**THE REQUEST:** Return all lines below containing the word "date".
****************************************
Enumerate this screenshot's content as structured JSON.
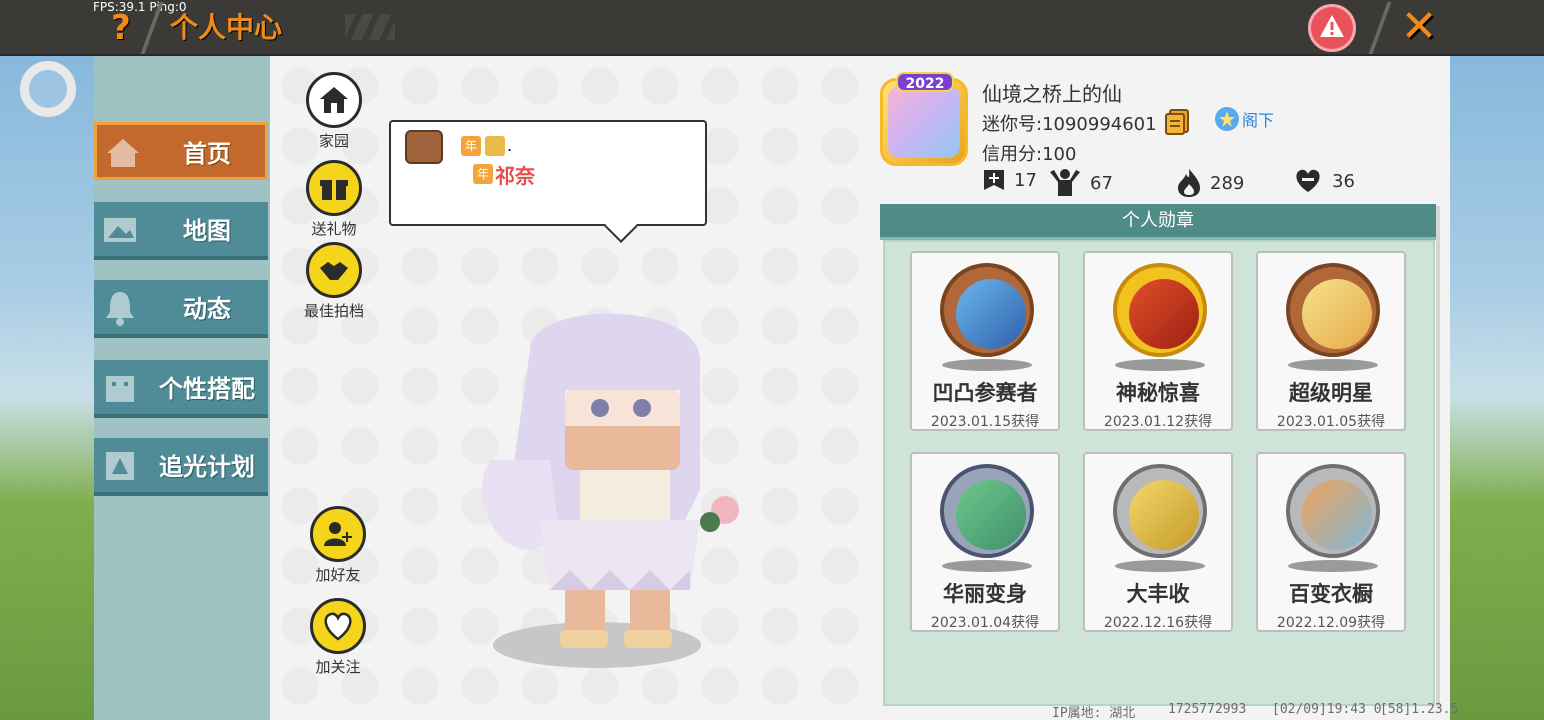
{
  "hud": {
    "fps": "FPS:39.1",
    "ping": "Ping:0"
  },
  "header": {
    "title": "个人中心",
    "help": "?",
    "close": "✕"
  },
  "sidebar": {
    "items": [
      {
        "label": "首页",
        "icon": "house-icon",
        "active": true
      },
      {
        "label": "地图",
        "icon": "picture-icon",
        "active": false
      },
      {
        "label": "动态",
        "icon": "bell-icon",
        "active": false
      },
      {
        "label": "个性搭配",
        "icon": "outfit-icon",
        "active": false
      },
      {
        "label": "追光计划",
        "icon": "light-plan-icon",
        "active": false
      }
    ]
  },
  "actions": {
    "home": "家园",
    "gift": "送礼物",
    "partner": "最佳拍档",
    "add_friend": "加好友",
    "follow": "加关注"
  },
  "speech": {
    "tag1": "年",
    "tag2": "年",
    "dot": ".",
    "name": "祁奈"
  },
  "profile": {
    "year_badge": "2022",
    "name": "仙境之桥上的仙",
    "id": "迷你号:1090994601",
    "rank": "阁下",
    "credit": "信用分:100",
    "stats": {
      "posts": "17",
      "fans": "67",
      "popularity": "289",
      "likes": "36"
    }
  },
  "badges": {
    "header": "个人勋章",
    "items": [
      {
        "name": "凹凸参赛者",
        "date": "2023.01.15获得",
        "tier": "bronze"
      },
      {
        "name": "神秘惊喜",
        "date": "2023.01.12获得",
        "tier": "gold"
      },
      {
        "name": "超级明星",
        "date": "2023.01.05获得",
        "tier": "bronze"
      },
      {
        "name": "华丽变身",
        "date": "2023.01.04获得",
        "tier": "silver"
      },
      {
        "name": "大丰收",
        "date": "2022.12.16获得",
        "tier": "silver"
      },
      {
        "name": "百变衣橱",
        "date": "2022.12.09获得",
        "tier": "silver"
      }
    ]
  },
  "footer": {
    "ip": "IP属地: 湖北",
    "uid": "1725772993",
    "time": "[02/09]19:43 0",
    "version": "[58]1.23.5"
  },
  "colors": {
    "accent": "#f08a1c",
    "menu_bg": "#4f8c97",
    "menu_active": "#c3692e",
    "badge_header": "#4f8c88",
    "rank_blue": "#2a86d8",
    "name_red": "#e84d4d"
  }
}
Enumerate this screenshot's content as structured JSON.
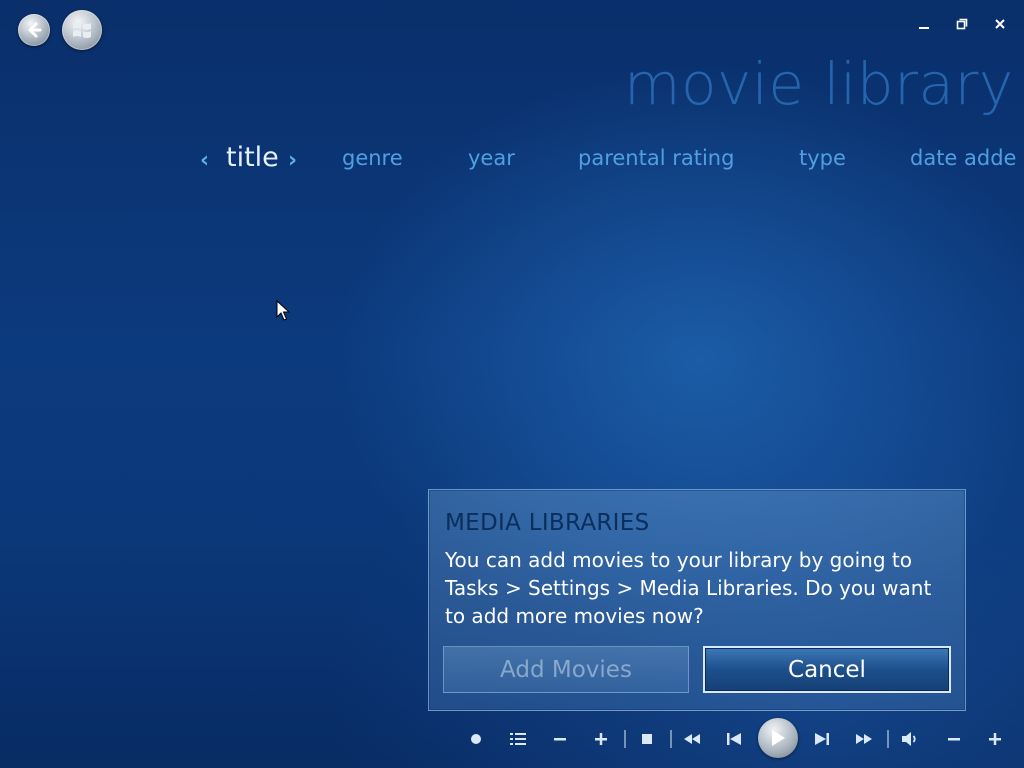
{
  "window": {
    "minimize_icon": "minimize-icon",
    "restore_icon": "restore-icon",
    "close_icon": "close-icon"
  },
  "header": {
    "title": "movie library",
    "back_icon": "back-arrow-icon",
    "start_icon": "windows-logo-icon"
  },
  "pivots": {
    "items": [
      {
        "label": "title",
        "active": true
      },
      {
        "label": "genre",
        "active": false
      },
      {
        "label": "year",
        "active": false
      },
      {
        "label": "parental rating",
        "active": false
      },
      {
        "label": "type",
        "active": false
      },
      {
        "label": "date adde",
        "active": false
      }
    ],
    "prev_arrow": "‹",
    "next_arrow": "›"
  },
  "dialog": {
    "title": "MEDIA LIBRARIES",
    "message": "You can add movies to your library by going to Tasks > Settings > Media Libraries. Do you want to add more movies now?",
    "add_button": "Add Movies",
    "cancel_button": "Cancel"
  },
  "transport": {
    "controls": [
      "record-icon",
      "guide-icon",
      "channel-down-icon",
      "channel-up-icon",
      "stop-icon",
      "rewind-icon",
      "skip-back-icon",
      "play-icon",
      "skip-forward-icon",
      "fast-forward-icon",
      "mute-icon",
      "volume-down-icon",
      "volume-up-icon"
    ]
  },
  "colors": {
    "accent": "#4fa0e2",
    "background": "#0c3a7e",
    "dialog_title": "#0a2e5e"
  }
}
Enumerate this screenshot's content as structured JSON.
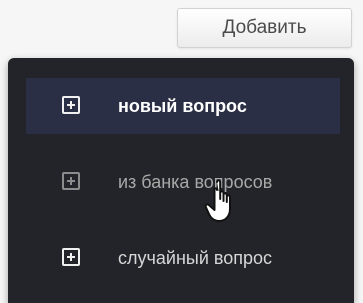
{
  "toolbar": {
    "add_button_label": "Добавить"
  },
  "menu": {
    "items": [
      {
        "label": "новый вопрос",
        "state": "active"
      },
      {
        "label": "из банка вопросов",
        "state": "hover"
      },
      {
        "label": "случайный вопрос",
        "state": "normal"
      }
    ]
  },
  "colors": {
    "page_background": "#f6f6f6",
    "menu_background": "#222429",
    "active_item_background": "#2b2f45",
    "text_light": "#d7d7d7",
    "text_muted": "#a9a9a9"
  },
  "icons": {
    "menu_item_icon": "plus-square-icon",
    "pointer_icon": "hand-cursor-icon"
  }
}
****************************************
**CORRECT RESPONSE:**
        "date": "2023.01.15获得",
        "date": "2023.01.12获得",
        "date": "2023.01.05获得",
        "date": "2023.01.04获得",
        "date": "2022.12.16获得",
        "date": "2022.12.09获得",
        "label": "date adde",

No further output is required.